WHAT IS BEING ASKED => Extract, word for word, the lines of the listing below, from its first line up to and including the line that contains "top-x-tick-6: 00:00 <box>463".

RECORDS =>
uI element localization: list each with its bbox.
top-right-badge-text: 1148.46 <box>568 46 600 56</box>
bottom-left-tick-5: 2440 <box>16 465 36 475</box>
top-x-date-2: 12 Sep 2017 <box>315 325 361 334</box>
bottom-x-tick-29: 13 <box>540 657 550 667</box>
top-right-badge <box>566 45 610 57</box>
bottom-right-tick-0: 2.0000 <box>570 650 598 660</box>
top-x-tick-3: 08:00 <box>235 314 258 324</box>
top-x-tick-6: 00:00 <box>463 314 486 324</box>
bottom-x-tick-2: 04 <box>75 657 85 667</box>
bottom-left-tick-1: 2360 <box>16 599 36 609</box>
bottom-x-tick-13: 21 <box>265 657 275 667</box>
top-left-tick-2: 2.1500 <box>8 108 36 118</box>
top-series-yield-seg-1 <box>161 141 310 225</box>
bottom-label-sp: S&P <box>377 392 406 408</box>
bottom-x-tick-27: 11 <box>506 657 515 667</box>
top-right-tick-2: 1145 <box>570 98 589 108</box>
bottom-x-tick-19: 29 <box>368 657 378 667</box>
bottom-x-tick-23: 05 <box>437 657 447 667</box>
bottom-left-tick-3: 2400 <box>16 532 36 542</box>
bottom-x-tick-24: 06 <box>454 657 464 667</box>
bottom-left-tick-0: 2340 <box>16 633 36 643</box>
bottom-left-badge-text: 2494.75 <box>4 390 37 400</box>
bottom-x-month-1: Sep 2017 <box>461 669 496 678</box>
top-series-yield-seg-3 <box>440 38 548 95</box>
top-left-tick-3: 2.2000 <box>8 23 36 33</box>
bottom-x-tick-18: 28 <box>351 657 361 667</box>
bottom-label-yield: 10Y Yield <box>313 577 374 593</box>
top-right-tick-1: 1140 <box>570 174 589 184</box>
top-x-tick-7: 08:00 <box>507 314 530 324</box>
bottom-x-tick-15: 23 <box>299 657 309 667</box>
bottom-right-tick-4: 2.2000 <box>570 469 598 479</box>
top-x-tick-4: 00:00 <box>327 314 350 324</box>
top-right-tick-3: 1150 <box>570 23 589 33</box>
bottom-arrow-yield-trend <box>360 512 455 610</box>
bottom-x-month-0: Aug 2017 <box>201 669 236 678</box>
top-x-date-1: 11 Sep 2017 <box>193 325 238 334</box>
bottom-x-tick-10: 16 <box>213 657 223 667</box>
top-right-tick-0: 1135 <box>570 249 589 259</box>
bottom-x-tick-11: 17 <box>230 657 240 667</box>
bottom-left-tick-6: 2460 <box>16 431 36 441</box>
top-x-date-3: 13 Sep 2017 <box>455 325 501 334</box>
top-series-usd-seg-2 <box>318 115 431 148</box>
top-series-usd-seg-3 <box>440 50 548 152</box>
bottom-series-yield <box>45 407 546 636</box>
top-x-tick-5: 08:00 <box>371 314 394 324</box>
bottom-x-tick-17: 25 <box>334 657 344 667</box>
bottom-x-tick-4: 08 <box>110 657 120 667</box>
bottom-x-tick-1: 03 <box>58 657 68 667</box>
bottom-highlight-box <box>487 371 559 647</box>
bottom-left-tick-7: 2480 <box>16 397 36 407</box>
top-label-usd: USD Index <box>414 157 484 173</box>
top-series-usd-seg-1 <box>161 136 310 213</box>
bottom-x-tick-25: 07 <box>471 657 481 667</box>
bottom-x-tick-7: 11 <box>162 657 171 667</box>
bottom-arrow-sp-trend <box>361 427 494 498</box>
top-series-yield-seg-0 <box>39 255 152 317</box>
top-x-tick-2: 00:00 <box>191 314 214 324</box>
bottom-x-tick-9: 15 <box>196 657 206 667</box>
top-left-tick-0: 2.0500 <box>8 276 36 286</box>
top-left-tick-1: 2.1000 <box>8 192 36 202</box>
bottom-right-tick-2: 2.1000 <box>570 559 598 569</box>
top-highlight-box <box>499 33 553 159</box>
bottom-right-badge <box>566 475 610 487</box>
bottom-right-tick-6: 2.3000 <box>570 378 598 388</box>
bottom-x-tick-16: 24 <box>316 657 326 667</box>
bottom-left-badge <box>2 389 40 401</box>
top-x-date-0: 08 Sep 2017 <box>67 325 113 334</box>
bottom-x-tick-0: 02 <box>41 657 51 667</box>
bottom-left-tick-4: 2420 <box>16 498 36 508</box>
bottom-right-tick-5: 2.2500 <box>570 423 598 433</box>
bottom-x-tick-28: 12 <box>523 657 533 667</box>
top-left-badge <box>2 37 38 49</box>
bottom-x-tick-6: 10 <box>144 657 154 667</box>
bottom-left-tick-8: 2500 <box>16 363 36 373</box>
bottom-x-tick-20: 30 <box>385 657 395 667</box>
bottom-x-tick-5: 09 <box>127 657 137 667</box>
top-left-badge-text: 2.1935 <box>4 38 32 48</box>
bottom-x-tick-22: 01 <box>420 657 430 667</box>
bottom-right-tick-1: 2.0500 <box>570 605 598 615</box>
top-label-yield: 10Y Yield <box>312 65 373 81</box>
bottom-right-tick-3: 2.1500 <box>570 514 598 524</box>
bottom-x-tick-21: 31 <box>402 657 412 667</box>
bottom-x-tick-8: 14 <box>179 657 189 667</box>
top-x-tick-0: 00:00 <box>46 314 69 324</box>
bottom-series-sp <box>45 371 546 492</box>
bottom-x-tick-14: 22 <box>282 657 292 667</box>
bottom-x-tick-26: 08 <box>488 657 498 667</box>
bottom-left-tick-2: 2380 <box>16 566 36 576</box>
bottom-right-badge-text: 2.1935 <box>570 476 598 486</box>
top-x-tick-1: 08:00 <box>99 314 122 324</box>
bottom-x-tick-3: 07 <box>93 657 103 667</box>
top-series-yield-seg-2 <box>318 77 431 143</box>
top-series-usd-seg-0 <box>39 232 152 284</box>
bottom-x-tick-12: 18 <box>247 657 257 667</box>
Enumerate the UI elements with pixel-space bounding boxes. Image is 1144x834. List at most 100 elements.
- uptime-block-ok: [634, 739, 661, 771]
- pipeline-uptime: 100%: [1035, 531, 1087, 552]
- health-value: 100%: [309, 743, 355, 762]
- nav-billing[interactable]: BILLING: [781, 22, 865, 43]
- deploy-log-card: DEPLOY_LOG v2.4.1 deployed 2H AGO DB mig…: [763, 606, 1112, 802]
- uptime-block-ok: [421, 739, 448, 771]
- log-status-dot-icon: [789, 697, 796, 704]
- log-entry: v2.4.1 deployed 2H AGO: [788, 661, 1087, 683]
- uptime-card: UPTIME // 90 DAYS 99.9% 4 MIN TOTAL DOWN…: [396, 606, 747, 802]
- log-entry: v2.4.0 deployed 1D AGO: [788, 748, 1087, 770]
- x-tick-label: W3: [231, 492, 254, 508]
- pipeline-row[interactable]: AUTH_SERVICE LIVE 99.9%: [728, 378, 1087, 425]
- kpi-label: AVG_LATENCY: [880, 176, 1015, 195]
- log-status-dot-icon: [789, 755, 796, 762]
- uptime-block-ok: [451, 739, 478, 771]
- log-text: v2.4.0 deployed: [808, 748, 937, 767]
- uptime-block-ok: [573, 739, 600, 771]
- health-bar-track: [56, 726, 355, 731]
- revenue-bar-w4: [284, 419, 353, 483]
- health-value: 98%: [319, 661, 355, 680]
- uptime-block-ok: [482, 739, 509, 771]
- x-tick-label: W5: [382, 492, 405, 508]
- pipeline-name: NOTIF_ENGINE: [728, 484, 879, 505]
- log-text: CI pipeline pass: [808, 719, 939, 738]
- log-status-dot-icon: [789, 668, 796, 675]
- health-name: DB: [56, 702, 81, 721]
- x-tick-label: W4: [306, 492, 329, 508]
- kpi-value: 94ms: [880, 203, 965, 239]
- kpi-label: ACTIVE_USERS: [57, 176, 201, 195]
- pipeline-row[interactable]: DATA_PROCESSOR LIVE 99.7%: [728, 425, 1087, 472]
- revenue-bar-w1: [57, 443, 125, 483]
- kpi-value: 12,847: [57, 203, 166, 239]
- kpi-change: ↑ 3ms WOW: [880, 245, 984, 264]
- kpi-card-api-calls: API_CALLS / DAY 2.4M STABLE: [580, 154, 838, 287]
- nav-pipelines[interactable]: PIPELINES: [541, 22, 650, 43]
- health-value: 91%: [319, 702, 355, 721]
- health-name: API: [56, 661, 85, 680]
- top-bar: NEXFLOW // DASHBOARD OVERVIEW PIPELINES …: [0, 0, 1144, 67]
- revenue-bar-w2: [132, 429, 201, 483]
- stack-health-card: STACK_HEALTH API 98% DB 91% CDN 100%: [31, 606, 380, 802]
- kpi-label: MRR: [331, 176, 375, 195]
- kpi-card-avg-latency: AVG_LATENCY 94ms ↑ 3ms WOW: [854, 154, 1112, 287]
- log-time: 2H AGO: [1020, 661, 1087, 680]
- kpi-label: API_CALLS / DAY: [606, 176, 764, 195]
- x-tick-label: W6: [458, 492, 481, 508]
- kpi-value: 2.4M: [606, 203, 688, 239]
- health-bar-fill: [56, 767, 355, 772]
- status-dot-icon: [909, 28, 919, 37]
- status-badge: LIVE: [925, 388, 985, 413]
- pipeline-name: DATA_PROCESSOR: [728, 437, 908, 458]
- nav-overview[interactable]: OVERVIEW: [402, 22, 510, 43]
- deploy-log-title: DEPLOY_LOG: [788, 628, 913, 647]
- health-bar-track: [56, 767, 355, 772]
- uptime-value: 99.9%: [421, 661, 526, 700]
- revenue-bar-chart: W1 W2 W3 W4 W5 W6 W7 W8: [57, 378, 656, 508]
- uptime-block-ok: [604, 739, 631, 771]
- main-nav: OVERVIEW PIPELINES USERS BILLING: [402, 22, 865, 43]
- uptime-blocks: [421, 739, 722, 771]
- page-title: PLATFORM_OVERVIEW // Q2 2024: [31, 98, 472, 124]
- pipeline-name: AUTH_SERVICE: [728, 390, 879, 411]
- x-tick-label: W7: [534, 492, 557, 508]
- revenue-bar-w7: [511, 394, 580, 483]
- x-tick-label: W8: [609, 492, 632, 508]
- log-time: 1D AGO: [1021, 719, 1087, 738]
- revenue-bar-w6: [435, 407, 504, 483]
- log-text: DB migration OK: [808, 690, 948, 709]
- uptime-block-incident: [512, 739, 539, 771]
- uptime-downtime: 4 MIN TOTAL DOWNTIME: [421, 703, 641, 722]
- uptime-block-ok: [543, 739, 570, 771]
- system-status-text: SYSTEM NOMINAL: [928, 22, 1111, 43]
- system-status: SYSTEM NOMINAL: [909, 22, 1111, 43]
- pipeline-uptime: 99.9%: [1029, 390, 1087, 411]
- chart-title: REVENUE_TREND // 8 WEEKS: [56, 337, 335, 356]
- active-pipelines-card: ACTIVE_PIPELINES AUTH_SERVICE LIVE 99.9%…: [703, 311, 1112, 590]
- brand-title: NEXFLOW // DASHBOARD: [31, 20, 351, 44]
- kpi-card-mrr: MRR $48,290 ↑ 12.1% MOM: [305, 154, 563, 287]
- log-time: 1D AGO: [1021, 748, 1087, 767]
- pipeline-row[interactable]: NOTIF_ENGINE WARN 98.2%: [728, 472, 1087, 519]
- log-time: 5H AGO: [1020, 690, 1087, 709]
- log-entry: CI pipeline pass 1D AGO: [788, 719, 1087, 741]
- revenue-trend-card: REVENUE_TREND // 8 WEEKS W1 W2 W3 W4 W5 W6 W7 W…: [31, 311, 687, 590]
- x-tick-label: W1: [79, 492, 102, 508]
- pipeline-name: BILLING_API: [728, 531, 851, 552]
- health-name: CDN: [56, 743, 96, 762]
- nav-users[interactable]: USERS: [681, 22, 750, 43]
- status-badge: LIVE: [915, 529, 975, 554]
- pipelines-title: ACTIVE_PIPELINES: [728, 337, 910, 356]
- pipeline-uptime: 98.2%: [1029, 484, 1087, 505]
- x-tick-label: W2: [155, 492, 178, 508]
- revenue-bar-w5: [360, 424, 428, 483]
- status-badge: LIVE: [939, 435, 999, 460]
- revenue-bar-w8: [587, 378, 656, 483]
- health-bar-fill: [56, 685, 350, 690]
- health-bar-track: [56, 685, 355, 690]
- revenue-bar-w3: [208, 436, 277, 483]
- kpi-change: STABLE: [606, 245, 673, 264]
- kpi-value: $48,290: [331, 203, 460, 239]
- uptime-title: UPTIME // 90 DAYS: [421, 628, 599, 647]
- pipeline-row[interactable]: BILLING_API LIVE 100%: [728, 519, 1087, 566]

FINAL RESULT =>
uI element localization: list each with its bbox.
top-right-badge-text: 1148.46 <box>568 46 600 56</box>
bottom-left-tick-5: 2440 <box>16 465 36 475</box>
top-x-date-2: 12 Sep 2017 <box>315 325 361 334</box>
bottom-x-tick-29: 13 <box>540 657 550 667</box>
top-right-badge <box>566 45 610 57</box>
bottom-right-tick-0: 2.0000 <box>570 650 598 660</box>
top-x-tick-3: 08:00 <box>235 314 258 324</box>
top-x-tick-6: 00:00 <box>463 314 486 324</box>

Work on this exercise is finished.